=== WHAT TO PRODUCE ===
Write only the number of lines in the records beneath that hold "self".

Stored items
☆ ☆ ☆

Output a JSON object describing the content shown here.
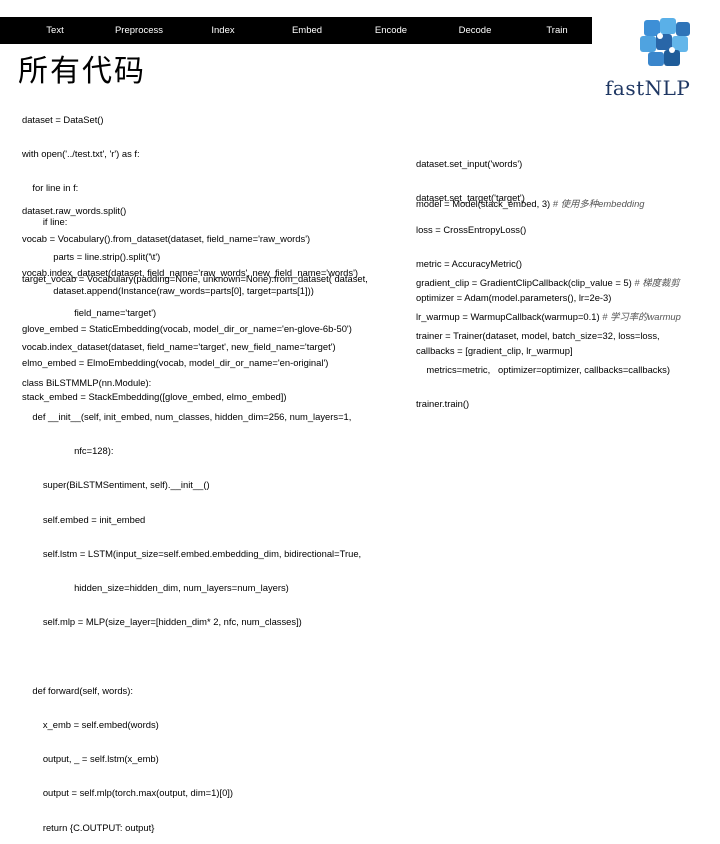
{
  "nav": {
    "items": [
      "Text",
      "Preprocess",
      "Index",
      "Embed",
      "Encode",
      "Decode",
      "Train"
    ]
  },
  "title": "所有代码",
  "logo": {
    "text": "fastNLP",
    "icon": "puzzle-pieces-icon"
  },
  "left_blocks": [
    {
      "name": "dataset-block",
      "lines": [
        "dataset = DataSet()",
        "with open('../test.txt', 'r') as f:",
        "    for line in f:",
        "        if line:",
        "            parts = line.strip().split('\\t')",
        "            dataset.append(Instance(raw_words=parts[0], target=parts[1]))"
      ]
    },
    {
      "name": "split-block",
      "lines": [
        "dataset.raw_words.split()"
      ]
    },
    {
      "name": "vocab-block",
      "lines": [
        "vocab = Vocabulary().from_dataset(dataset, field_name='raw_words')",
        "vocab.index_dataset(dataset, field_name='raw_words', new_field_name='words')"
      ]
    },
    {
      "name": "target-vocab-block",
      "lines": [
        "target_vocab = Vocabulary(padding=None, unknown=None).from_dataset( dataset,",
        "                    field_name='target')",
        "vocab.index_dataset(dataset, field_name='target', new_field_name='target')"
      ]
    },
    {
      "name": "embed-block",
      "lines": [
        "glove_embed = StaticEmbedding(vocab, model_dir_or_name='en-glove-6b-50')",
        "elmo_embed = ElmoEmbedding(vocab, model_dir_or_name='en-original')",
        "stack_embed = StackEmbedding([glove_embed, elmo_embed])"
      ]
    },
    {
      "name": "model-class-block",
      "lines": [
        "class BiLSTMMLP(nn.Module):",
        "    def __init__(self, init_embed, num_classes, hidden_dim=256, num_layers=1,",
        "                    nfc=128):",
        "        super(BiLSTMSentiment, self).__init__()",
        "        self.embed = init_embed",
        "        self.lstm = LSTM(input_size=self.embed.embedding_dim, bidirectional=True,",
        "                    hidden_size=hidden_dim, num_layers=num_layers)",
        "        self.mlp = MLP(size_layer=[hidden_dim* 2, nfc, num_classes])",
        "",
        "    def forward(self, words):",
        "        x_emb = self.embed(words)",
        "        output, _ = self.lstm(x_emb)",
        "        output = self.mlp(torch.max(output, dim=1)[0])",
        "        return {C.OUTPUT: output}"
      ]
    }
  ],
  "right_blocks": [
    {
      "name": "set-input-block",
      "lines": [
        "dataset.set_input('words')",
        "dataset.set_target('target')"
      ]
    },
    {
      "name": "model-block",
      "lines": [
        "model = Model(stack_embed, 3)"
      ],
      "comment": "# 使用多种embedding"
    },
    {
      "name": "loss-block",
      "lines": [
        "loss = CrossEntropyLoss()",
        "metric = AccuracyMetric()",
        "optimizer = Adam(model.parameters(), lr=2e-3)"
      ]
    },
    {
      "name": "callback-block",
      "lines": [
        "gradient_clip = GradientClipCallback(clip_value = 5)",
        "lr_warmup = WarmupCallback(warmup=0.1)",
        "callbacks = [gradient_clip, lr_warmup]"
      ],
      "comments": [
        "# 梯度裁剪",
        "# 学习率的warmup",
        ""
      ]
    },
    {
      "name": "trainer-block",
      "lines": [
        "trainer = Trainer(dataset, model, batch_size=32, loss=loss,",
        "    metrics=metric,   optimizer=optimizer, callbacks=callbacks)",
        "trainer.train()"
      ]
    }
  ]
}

☆ ☆ ☆

=== ANSWER FOR THIS EXERCISE ===
9